### [RECORDS PROVIDED]
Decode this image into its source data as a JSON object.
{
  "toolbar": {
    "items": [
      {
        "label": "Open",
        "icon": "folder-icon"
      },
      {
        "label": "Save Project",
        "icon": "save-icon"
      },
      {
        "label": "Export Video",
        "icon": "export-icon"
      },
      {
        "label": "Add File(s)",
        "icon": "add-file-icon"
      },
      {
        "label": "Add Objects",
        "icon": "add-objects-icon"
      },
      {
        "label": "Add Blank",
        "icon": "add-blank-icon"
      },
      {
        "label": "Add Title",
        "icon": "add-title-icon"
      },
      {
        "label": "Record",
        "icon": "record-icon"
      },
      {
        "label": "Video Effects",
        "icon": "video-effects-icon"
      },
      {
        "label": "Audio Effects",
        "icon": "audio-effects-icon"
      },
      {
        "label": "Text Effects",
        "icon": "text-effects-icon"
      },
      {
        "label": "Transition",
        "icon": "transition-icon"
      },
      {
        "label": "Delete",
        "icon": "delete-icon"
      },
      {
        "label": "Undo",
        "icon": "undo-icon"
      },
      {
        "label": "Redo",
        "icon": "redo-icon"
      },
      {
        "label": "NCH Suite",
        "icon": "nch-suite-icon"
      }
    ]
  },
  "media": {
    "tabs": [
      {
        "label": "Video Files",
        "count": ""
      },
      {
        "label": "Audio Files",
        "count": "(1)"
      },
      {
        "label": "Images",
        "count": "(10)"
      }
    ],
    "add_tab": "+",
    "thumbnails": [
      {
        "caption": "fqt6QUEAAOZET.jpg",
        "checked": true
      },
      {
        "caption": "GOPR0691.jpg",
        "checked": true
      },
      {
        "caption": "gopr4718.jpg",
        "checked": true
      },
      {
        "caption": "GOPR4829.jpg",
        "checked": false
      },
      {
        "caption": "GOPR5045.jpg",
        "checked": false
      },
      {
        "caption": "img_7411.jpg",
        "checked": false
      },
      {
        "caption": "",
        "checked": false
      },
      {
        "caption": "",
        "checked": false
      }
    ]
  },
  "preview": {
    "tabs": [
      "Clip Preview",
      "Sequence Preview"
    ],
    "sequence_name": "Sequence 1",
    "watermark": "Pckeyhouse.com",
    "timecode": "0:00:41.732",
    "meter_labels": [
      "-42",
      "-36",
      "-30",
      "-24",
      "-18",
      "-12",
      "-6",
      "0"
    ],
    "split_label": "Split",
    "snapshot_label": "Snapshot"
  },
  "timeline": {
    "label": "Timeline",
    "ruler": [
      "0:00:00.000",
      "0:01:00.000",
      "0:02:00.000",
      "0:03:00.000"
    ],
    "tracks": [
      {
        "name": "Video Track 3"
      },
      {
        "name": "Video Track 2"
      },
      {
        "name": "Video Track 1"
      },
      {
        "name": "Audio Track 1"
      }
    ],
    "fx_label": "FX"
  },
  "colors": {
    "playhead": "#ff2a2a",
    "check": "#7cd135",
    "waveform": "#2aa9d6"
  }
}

### [DO THIS]
Every record shown above should be written out again exactly.

### [THE ANSWER]
Decode this image into its source data as a JSON object.
{
  "toolbar": {
    "items": [
      {
        "label": "Open",
        "icon": "folder-icon"
      },
      {
        "label": "Save Project",
        "icon": "save-icon"
      },
      {
        "label": "Export Video",
        "icon": "export-icon"
      },
      {
        "label": "Add File(s)",
        "icon": "add-file-icon"
      },
      {
        "label": "Add Objects",
        "icon": "add-objects-icon"
      },
      {
        "label": "Add Blank",
        "icon": "add-blank-icon"
      },
      {
        "label": "Add Title",
        "icon": "add-title-icon"
      },
      {
        "label": "Record",
        "icon": "record-icon"
      },
      {
        "label": "Video Effects",
        "icon": "video-effects-icon"
      },
      {
        "label": "Audio Effects",
        "icon": "audio-effects-icon"
      },
      {
        "label": "Text Effects",
        "icon": "text-effects-icon"
      },
      {
        "label": "Transition",
        "icon": "transition-icon"
      },
      {
        "label": "Delete",
        "icon": "delete-icon"
      },
      {
        "label": "Undo",
        "icon": "undo-icon"
      },
      {
        "label": "Redo",
        "icon": "redo-icon"
      },
      {
        "label": "NCH Suite",
        "icon": "nch-suite-icon"
      }
    ]
  },
  "media": {
    "tabs": [
      {
        "label": "Video Files",
        "count": ""
      },
      {
        "label": "Audio Files",
        "count": "(1)"
      },
      {
        "label": "Images",
        "count": "(10)"
      }
    ],
    "add_tab": "+",
    "thumbnails": [
      {
        "caption": "fqt6QUEAAOZET.jpg",
        "checked": true
      },
      {
        "caption": "GOPR0691.jpg",
        "checked": true
      },
      {
        "caption": "gopr4718.jpg",
        "checked": true
      },
      {
        "caption": "GOPR4829.jpg",
        "checked": false
      },
      {
        "caption": "GOPR5045.jpg",
        "checked": false
      },
      {
        "caption": "img_7411.jpg",
        "checked": false
      },
      {
        "caption": "",
        "checked": false
      },
      {
        "caption": "",
        "checked": false
      }
    ]
  },
  "preview": {
    "tabs": [
      "Clip Preview",
      "Sequence Preview"
    ],
    "sequence_name": "Sequence 1",
    "watermark": "Pckeyhouse.com",
    "timecode": "0:00:41.732",
    "meter_labels": [
      "-42",
      "-36",
      "-30",
      "-24",
      "-18",
      "-12",
      "-6",
      "0"
    ],
    "split_label": "Split",
    "snapshot_label": "Snapshot"
  },
  "timeline": {
    "label": "Timeline",
    "ruler": [
      "0:00:00.000",
      "0:01:00.000",
      "0:02:00.000",
      "0:03:00.000"
    ],
    "tracks": [
      {
        "name": "Video Track 3"
      },
      {
        "name": "Video Track 2"
      },
      {
        "name": "Video Track 1"
      },
      {
        "name": "Audio Track 1"
      }
    ],
    "fx_label": "FX"
  },
  "colors": {
    "playhead": "#ff2a2a",
    "check": "#7cd135",
    "waveform": "#2aa9d6"
  }
}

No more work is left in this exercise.